# Information shown:
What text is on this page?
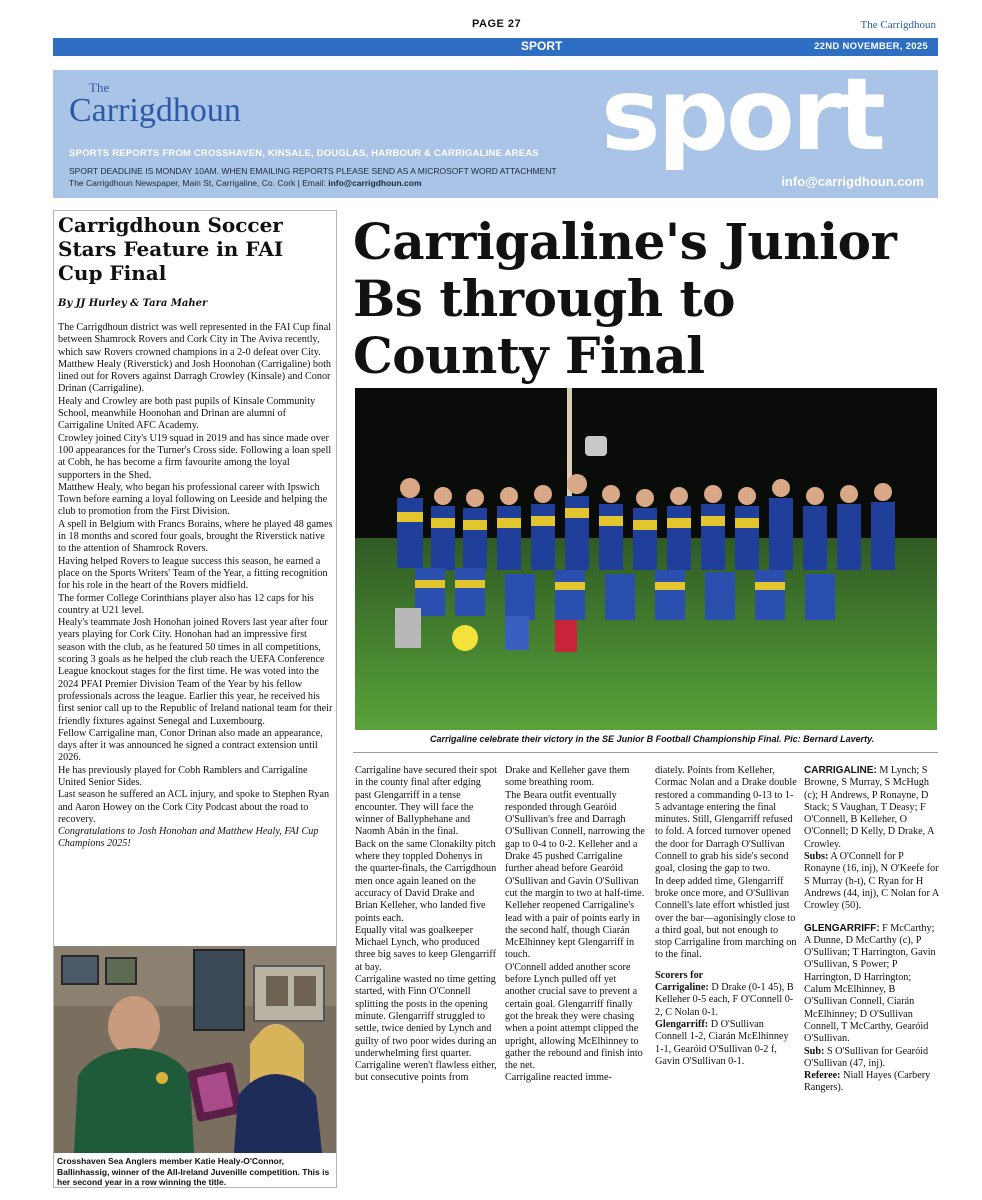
PAGE 27	The Carrigdhoun
SPORT	22ND NOVEMBER, 2025
The
Carrigdhoun
SPORTS REPORTS FROM CROSSHAVEN, KINSALE, DOUGLAS, HARBOUR & CARRIGALINE AREAS
SPORT DEADLINE IS MONDAY 10AM. WHEN EMAILING REPORTS PLEASE SEND AS A MICROSOFT WORD ATTACHMENT
The Carrigdhoun Newspaper, Main St, Carrigaline, Co. Cork | Email: info@carrigdhoun.com
sport
info@carrigdhoun.com
Carrigdhoun Soccer Stars Feature in FAI Cup Final
By JJ Hurley & Tara Maher

The Carrigdhoun district was well represented in the FAI Cup final between Shamrock Rovers and Cork City in The Aviva recently, which saw Rovers crowned champions in a 2-0 defeat over City.

Matthew Healy (Riverstick) and Josh Hoonohan (Carrigaline) both lined out for Rovers against Darragh Crowley (Kinsale) and Conor Drinan (Carrigaline).

Healy and Crowley are both past pupils of Kinsale Community School, meanwhile Hoonohan and Drinan are alumni of Carrigaline United AFC Academy.

Crowley joined City's U19 squad in 2019 and has since made over 100 appearances for the Turner's Cross side. Following a loan spell at Cobh, he has become a firm favourite among the loyal supporters in the Shed.

Matthew Healy, who began his professional career with Ipswich Town before earning a loyal following on Leeside and helping the club to promotion from the First Division.

A spell in Belgium with Francs Borains, where he played 48 games in 18 months and scored four goals, brought the Riverstick native to the attention of Shamrock Rovers.

Having helped Rovers to league success this season, he earned a place on the Sports Writers' Team of the Year, a fitting recognition for his role in the heart of the Rovers midfield.

The former College Corinthians player also has 12 caps for his country at U21 level.

Healy's teammate Josh Honohan joined Rovers last year after four years playing for Cork City. Honohan had an impressive first season with the club, as he featured 50 times in all competitions, scoring 3 goals as he helped the club reach the UEFA Conference League knockout stages for the first time. He was voted into the 2024 PFAI Premier Division Team of the Year by his fellow professionals across the league. Earlier this year, he received his first senior call up to the Republic of Ireland national team for their friendly fixtures against Senegal and Luxembourg.

Fellow Carrigaline man, Conor Drinan also made an appearance, days after it was announced he signed a contract extension until 2026.

He has previously played for Cobh Ramblers and Carrigaline United Senior Sides.

Last season he suffered an ACL injury, and spoke to Stephen Ryan and Aaron Howey on the Cork City Podcast about the road to recovery.

Congratulations to Josh Honohan and Matthew Healy, FAI Cup Champions 2025!

Crosshaven Sea Anglers member Katie Healy-O'Connor, Ballinhassig, winner of the All-Ireland Juvenille competition. This is her second year in a row winning the title.
Carrigaline's Junior Bs through to County Final
Carrigaline celebrate their victory in the SE Junior B Football Championship Final. Pic: Bernard Laverty.

Carrigaline have secured their spot in the county final after edging past Glengarriff in a tense encounter. They will face the winner of Ballyphehane and Naomh Abán in the final.

Back on the same Clonakilty pitch where they toppled Dohenys in the quarter-finals, the Carrigdhoun men once again leaned on the accuracy of David Drake and Brian Kelleher, who landed five points each.

Equally vital was goalkeeper Michael Lynch, who produced three big saves to keep Glengarriff at bay.

Carrigaline wasted no time getting started, with Finn O'Connell splitting the posts in the opening minute. Glengarriff struggled to settle, twice denied by Lynch and guilty of two poor wides during an underwhelming first quarter. Carrigaline weren't flawless either, but consecutive points from

Drake and Kelleher gave them some breathing room.

The Beara outfit eventually responded through Gearóid O'Sullivan's free and Darragh O'Sullivan Connell, narrowing the gap to 0-4 to 0-2. Kelleher and a Drake 45 pushed Carrigaline further ahead before Gearóid O'Sullivan and Gavin O'Sullivan cut the margin to two at half-time.

Kelleher reopened Carrigaline's lead with a pair of points early in the second half, though Ciarán McElhinney kept Glengarriff in touch.

O'Connell added another score before Lynch pulled off yet another crucial save to prevent a certain goal. Glengarriff finally got the break they were chasing when a point attempt clipped the upright, allowing McElhinney to gather the rebound and finish into the net.

Carrigaline reacted imme-

diately. Points from Kelleher, Cormac Nolan and a Drake double restored a commanding 0-13 to 1-5 advantage entering the final minutes. Still, Glengarriff refused to fold. A forced turnover opened the door for Darragh O'Sullivan Connell to grab his side's second goal, closing the gap to two.

In deep added time, Glengarriff broke once more, and O'Sullivan Connell's late effort whistled just over the bar—agonisingly close to a third goal, but not enough to stop Carrigaline from marching on to the final.

Scorers for

Carrigaline: D Drake (0-1 45), B Kelleher 0-5 each, F O'Connell 0-2, C Nolan 0-1.

Glengarriff: D O'Sullivan Connell 1-2, Ciarán McElhinney 1-1, Gearóid O'Sullivan 0-2 f, Gavin O'Sullivan 0-1.

CARRIGALINE: M Lynch; S Browne, S Murray, S McHugh (c); H Andrews, P Ronayne, D Stack; S Vaughan, T Deasy; F O'Connell, B Kelleher, O O'Connell; D Kelly, D Drake, A Crowley.

Subs: A O'Connell for P Ronayne (16, inj), N O'Keefe for S Murray (h-t), C Ryan for H Andrews (44, inj), C Nolan for A Crowley (50).

GLENGARRIFF: F McCarthy; A Dunne, D McCarthy (c), P O'Sullivan; T Harrington, Gavin O'Sullivan, S Power; P Harrington, D Harrington; Calum McElhinney, B O'Sullivan Connell, Ciarán McElhinney; D O'Sullivan Connell, T McCarthy, Gearóid O'Sullivan.

Sub: S O'Sullivan for Gearóid O'Sullivan (47, inj).

Referee: Niall Hayes (Carbery Rangers).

# Exercise description:
Pick out each line above that includes "where" and show it.

# Output for this task:
A spell in Belgium with Francs Borains, where he played 48 games in 18 months and scored four goals, brought the Riverstick native to the attention of Shamrock Rovers.
Back on the same Clonakilty pitch where they toppled Dohenys in the quarter-finals, the Carrigdhoun men once again leaned on the accuracy of David Drake and Brian Kelleher, who landed five points each.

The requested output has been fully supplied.